■ What you have to do
Report every line in the listing that contains the string "value".
-- start --
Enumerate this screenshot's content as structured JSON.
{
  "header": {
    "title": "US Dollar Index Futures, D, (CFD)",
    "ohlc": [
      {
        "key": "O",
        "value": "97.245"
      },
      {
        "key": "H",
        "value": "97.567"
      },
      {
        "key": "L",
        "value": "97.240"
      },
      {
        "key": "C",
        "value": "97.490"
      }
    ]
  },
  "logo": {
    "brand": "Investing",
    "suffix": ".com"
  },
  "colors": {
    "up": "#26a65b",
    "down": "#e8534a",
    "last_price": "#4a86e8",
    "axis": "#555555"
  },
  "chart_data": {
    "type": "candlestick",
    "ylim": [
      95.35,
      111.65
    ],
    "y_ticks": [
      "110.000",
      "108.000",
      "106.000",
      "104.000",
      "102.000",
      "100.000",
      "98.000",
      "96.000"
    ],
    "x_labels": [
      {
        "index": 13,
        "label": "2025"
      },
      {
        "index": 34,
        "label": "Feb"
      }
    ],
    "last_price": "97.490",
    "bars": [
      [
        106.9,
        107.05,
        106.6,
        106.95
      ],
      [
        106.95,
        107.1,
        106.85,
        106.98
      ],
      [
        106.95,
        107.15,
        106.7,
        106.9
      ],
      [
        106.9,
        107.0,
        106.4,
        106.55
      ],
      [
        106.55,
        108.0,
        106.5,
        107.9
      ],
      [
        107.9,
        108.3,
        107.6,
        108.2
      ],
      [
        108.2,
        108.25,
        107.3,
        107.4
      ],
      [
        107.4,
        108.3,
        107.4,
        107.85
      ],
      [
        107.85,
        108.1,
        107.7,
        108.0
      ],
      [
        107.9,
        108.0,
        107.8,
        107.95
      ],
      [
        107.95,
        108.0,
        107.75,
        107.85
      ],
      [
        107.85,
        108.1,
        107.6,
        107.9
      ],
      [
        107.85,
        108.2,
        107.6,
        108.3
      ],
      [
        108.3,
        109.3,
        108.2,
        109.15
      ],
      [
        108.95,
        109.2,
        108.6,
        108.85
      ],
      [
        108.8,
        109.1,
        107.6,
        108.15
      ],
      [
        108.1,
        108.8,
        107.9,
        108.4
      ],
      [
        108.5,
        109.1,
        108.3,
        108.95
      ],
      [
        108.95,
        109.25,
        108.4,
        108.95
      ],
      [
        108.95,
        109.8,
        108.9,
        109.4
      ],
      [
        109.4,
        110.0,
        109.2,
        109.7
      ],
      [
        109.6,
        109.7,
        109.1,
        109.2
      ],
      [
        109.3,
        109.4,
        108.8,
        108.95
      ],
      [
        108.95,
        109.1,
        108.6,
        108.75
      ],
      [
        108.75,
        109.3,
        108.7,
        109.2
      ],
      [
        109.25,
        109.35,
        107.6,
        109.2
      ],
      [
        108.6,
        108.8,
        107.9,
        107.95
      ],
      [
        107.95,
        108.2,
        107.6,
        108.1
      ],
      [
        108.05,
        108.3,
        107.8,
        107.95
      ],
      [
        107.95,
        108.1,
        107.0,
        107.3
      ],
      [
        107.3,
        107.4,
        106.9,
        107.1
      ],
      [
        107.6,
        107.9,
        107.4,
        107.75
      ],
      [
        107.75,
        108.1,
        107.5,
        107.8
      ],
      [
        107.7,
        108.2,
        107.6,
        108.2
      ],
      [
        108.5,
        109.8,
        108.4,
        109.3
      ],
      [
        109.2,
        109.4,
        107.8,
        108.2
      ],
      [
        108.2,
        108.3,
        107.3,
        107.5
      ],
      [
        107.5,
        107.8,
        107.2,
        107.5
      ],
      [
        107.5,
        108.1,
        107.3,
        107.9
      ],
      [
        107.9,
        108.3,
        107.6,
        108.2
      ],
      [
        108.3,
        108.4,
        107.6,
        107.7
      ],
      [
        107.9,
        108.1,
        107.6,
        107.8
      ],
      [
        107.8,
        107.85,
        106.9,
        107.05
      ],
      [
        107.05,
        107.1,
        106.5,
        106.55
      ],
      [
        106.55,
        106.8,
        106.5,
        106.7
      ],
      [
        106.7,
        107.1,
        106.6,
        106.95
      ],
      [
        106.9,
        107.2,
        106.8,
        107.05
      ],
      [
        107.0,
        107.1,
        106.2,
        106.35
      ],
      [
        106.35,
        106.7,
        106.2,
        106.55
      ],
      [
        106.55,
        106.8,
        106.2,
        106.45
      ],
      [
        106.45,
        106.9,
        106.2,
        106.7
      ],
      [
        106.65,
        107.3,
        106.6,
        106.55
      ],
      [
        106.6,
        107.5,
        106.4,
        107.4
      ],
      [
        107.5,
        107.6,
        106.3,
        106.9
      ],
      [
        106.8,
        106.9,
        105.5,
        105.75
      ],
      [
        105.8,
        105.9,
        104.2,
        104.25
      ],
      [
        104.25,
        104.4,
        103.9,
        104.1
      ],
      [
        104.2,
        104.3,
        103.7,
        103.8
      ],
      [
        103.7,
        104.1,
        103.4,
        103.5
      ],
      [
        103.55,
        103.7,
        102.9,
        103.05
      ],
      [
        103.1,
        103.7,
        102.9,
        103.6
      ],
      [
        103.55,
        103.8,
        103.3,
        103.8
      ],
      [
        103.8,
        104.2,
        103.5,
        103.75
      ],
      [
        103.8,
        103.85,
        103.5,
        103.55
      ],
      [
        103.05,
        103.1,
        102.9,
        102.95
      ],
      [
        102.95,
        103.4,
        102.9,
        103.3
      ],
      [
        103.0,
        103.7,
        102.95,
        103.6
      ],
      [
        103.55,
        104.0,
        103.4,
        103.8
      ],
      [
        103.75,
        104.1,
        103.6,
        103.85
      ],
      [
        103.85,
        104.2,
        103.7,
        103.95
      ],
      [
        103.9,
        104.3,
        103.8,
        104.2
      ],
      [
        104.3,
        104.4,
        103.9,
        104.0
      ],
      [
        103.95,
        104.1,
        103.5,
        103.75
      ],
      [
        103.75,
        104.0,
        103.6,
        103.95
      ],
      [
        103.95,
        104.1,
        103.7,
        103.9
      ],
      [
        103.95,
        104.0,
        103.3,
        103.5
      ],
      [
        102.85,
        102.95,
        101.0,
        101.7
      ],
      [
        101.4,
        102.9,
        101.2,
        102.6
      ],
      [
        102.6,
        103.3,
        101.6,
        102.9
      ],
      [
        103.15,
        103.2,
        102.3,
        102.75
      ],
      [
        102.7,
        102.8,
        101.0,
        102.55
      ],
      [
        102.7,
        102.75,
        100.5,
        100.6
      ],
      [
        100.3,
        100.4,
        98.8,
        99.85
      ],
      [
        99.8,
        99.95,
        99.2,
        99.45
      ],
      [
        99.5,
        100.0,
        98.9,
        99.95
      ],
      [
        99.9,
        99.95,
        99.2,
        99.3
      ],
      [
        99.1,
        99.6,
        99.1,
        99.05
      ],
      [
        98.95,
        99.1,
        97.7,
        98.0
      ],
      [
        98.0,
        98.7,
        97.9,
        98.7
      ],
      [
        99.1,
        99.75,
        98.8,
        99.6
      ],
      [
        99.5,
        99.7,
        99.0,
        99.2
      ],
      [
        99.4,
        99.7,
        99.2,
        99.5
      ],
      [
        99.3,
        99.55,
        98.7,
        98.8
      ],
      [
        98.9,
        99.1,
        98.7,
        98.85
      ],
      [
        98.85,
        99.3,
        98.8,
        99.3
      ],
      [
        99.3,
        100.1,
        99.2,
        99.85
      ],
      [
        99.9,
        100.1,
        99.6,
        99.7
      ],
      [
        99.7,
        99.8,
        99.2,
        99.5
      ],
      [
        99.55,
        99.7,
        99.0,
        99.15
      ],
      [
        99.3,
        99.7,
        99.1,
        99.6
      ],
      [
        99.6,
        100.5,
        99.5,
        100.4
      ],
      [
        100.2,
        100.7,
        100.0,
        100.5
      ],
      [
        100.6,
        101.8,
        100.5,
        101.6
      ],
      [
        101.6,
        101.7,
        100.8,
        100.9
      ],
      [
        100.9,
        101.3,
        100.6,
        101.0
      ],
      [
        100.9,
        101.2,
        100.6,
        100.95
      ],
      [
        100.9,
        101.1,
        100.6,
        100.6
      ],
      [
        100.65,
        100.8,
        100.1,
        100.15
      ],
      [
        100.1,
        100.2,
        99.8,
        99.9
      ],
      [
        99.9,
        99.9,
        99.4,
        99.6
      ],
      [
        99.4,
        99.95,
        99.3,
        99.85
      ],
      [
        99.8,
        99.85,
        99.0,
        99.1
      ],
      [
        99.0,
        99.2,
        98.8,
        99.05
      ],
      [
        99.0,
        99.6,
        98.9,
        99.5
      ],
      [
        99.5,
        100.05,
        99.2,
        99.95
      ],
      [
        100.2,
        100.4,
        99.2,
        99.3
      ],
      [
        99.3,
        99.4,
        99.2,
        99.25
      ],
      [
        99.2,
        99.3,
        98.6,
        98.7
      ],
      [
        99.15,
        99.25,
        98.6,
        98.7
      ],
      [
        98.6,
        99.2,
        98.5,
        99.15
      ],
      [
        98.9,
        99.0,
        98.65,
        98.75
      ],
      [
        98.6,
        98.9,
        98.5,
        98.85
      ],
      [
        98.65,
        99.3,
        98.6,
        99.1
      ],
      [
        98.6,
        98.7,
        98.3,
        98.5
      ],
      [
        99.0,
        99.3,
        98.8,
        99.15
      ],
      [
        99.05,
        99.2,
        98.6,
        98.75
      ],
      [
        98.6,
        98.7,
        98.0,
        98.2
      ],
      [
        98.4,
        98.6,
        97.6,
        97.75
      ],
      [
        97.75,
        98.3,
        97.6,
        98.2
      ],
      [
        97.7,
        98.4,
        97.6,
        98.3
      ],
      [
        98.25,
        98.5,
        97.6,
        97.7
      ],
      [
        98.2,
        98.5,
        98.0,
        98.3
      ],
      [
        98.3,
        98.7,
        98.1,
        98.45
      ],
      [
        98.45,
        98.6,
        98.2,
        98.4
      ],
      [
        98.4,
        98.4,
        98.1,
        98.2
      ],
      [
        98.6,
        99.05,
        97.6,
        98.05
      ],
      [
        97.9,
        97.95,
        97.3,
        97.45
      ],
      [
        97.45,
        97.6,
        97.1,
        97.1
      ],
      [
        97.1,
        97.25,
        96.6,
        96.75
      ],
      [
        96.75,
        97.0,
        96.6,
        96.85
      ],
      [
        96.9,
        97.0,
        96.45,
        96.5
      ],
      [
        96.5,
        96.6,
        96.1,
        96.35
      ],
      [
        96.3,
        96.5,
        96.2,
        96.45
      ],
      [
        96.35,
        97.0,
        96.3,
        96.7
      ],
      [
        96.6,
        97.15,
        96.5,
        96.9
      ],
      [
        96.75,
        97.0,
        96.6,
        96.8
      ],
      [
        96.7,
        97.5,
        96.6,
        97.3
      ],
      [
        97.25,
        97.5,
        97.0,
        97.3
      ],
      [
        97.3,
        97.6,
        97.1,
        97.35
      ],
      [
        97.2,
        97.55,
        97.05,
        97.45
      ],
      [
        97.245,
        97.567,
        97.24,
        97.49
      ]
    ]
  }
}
-- end --
■ Task solution
        "value": "97.245"
        "value": "97.567"
        "value": "97.240"
        "value": "97.490"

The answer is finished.